** Begin INPUT RECORDS **

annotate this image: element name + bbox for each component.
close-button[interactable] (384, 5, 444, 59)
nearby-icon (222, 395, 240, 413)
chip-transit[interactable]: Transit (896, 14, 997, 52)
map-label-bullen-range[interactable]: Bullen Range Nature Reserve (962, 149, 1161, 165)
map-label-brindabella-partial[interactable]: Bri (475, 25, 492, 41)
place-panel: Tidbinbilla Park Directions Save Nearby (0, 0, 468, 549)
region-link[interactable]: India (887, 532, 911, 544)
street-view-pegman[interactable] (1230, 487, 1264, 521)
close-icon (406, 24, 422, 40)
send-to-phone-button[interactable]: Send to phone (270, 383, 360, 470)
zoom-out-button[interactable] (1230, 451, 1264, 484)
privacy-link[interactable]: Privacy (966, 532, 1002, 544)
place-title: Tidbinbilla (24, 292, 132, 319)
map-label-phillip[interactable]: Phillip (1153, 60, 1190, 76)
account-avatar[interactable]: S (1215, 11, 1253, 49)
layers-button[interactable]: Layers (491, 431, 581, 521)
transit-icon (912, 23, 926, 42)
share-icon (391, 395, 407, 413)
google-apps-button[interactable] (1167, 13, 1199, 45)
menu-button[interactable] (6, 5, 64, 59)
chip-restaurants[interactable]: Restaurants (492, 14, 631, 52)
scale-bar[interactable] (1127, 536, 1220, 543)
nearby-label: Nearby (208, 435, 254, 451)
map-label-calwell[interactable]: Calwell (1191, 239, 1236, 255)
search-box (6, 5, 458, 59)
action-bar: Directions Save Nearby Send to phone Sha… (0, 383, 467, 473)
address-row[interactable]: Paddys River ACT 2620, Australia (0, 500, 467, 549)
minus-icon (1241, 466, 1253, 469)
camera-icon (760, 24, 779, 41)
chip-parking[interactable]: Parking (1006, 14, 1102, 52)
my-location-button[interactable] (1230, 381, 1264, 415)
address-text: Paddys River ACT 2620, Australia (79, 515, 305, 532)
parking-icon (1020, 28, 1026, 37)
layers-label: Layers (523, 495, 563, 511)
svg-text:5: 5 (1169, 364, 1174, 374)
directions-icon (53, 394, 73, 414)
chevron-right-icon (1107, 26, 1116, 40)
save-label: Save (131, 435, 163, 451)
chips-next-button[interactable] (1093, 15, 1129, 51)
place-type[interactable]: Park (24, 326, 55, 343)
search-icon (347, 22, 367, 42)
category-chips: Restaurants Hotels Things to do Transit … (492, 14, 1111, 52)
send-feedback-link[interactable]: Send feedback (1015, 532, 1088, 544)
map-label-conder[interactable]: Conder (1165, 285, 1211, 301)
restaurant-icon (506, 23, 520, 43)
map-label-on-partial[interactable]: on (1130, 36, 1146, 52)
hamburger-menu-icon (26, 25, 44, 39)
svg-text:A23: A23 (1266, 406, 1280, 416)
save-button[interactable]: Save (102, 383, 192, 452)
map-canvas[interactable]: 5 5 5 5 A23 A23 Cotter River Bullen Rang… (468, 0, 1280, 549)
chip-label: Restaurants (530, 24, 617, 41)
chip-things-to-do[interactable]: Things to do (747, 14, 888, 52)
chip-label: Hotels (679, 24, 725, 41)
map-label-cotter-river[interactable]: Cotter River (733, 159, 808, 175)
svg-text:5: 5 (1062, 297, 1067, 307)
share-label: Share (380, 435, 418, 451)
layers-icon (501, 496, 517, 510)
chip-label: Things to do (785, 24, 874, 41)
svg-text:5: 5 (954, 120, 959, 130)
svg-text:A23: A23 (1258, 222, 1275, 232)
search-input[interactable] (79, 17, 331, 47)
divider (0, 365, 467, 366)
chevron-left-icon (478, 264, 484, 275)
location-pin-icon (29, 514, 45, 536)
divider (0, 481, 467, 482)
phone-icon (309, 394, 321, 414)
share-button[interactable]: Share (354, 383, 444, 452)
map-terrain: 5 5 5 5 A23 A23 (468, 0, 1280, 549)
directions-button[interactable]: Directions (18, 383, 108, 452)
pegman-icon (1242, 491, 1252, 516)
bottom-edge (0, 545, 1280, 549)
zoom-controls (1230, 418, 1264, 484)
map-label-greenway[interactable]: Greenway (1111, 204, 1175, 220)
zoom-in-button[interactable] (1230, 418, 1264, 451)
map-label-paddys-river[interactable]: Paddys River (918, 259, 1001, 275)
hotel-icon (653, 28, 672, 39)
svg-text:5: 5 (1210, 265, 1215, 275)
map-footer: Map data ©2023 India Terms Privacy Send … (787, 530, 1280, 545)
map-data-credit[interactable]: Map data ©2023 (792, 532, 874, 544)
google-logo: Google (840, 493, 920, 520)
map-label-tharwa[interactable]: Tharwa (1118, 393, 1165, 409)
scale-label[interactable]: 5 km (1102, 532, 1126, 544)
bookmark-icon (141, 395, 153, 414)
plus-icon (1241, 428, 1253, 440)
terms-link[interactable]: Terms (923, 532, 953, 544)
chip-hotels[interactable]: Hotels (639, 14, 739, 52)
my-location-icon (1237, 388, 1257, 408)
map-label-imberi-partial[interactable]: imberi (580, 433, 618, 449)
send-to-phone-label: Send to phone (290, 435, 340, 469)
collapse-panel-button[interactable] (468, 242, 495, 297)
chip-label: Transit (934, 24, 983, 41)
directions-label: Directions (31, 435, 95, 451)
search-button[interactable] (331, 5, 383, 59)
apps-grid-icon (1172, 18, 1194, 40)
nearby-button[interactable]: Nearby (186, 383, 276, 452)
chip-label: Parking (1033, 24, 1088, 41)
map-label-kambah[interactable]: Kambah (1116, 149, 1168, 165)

** End INPUT RECORDS **

TASK OBJECTIVE:
Pull out the items above word for word, starting with the first line and going on through the line that contains "map-label-bullen-range[interactable]: Bullen Range", including both of those lines.

COMPLETED TASK:
annotate this image: element name + bbox for each component.
close-button[interactable] (384, 5, 444, 59)
nearby-icon (222, 395, 240, 413)
chip-transit[interactable]: Transit (896, 14, 997, 52)
map-label-bullen-range[interactable]: Bullen Range Nature Reserve (962, 149, 1161, 165)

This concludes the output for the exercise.